- _Dataset records_:
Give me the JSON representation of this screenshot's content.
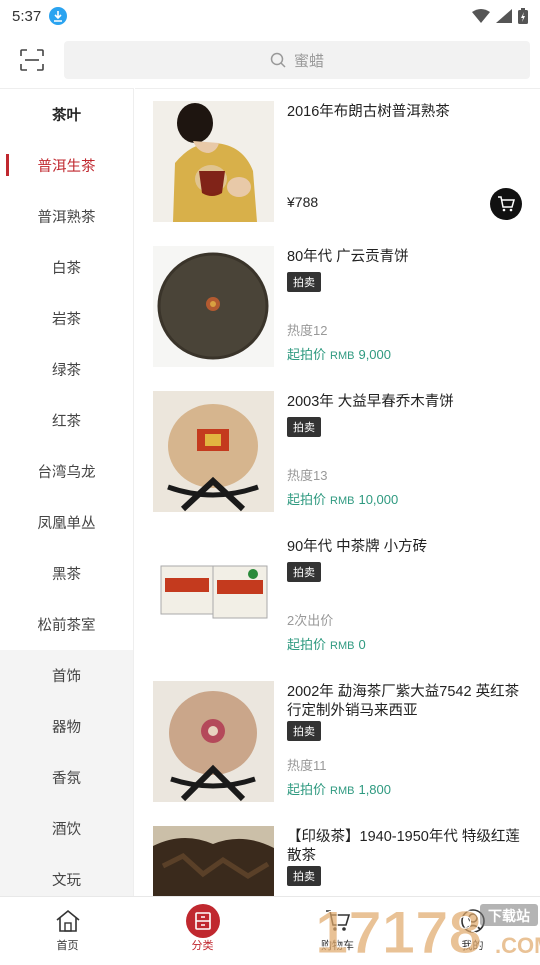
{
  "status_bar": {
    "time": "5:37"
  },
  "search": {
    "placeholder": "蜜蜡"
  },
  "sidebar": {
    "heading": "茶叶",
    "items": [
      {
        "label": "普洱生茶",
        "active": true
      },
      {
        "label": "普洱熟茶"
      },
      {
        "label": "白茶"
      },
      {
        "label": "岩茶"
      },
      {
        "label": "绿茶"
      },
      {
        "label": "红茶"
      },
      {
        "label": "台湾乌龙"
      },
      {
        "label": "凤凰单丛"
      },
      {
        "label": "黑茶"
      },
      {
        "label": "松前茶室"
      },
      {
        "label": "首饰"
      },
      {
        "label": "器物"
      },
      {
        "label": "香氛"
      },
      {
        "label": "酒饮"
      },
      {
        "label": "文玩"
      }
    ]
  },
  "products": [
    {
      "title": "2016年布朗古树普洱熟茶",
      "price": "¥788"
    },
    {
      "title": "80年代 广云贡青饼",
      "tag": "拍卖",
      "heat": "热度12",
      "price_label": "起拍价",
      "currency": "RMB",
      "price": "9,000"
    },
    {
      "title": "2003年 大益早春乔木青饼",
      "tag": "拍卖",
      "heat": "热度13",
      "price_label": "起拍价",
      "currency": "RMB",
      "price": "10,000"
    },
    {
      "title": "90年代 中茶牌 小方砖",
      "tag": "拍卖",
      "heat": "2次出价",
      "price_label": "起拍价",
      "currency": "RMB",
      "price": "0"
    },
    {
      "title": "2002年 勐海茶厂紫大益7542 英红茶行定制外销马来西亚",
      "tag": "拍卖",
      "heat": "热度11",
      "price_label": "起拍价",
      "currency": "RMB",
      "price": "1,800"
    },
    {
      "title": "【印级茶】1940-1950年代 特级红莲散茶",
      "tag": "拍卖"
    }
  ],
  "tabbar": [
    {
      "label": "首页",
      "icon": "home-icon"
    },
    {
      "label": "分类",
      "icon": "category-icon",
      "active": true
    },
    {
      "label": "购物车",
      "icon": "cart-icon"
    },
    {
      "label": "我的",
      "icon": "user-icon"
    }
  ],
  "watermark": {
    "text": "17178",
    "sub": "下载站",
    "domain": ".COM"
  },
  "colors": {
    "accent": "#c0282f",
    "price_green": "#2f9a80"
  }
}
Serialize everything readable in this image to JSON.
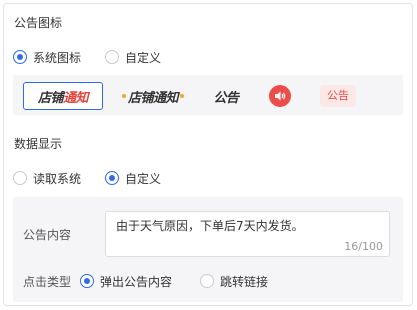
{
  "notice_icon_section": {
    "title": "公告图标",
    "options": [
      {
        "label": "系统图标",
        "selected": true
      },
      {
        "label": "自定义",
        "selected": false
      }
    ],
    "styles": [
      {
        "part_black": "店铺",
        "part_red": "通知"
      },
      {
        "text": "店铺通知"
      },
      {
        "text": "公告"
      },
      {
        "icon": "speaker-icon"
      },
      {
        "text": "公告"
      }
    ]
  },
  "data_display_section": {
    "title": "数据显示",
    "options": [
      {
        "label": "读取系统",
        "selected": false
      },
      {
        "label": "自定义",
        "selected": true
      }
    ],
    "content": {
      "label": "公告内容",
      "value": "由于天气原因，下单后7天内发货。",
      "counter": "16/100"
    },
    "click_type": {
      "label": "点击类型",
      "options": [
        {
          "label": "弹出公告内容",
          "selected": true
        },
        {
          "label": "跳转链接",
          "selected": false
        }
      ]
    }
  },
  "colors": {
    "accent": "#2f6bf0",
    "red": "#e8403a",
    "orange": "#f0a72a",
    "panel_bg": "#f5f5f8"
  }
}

- _What is expected_: Copy out only the lines beginning at the line with "Serialize everything readable" and ending at the last line of the entries. Keep them exact; drop pictures.

- _Response below_:
Serialize everything readable in this image to JSON.
{
  "notice_icon_section": {
    "title": "公告图标",
    "options": [
      {
        "label": "系统图标",
        "selected": true
      },
      {
        "label": "自定义",
        "selected": false
      }
    ],
    "styles": [
      {
        "part_black": "店铺",
        "part_red": "通知"
      },
      {
        "text": "店铺通知"
      },
      {
        "text": "公告"
      },
      {
        "icon": "speaker-icon"
      },
      {
        "text": "公告"
      }
    ]
  },
  "data_display_section": {
    "title": "数据显示",
    "options": [
      {
        "label": "读取系统",
        "selected": false
      },
      {
        "label": "自定义",
        "selected": true
      }
    ],
    "content": {
      "label": "公告内容",
      "value": "由于天气原因，下单后7天内发货。",
      "counter": "16/100"
    },
    "click_type": {
      "label": "点击类型",
      "options": [
        {
          "label": "弹出公告内容",
          "selected": true
        },
        {
          "label": "跳转链接",
          "selected": false
        }
      ]
    }
  },
  "colors": {
    "accent": "#2f6bf0",
    "red": "#e8403a",
    "orange": "#f0a72a",
    "panel_bg": "#f5f5f8"
  }
}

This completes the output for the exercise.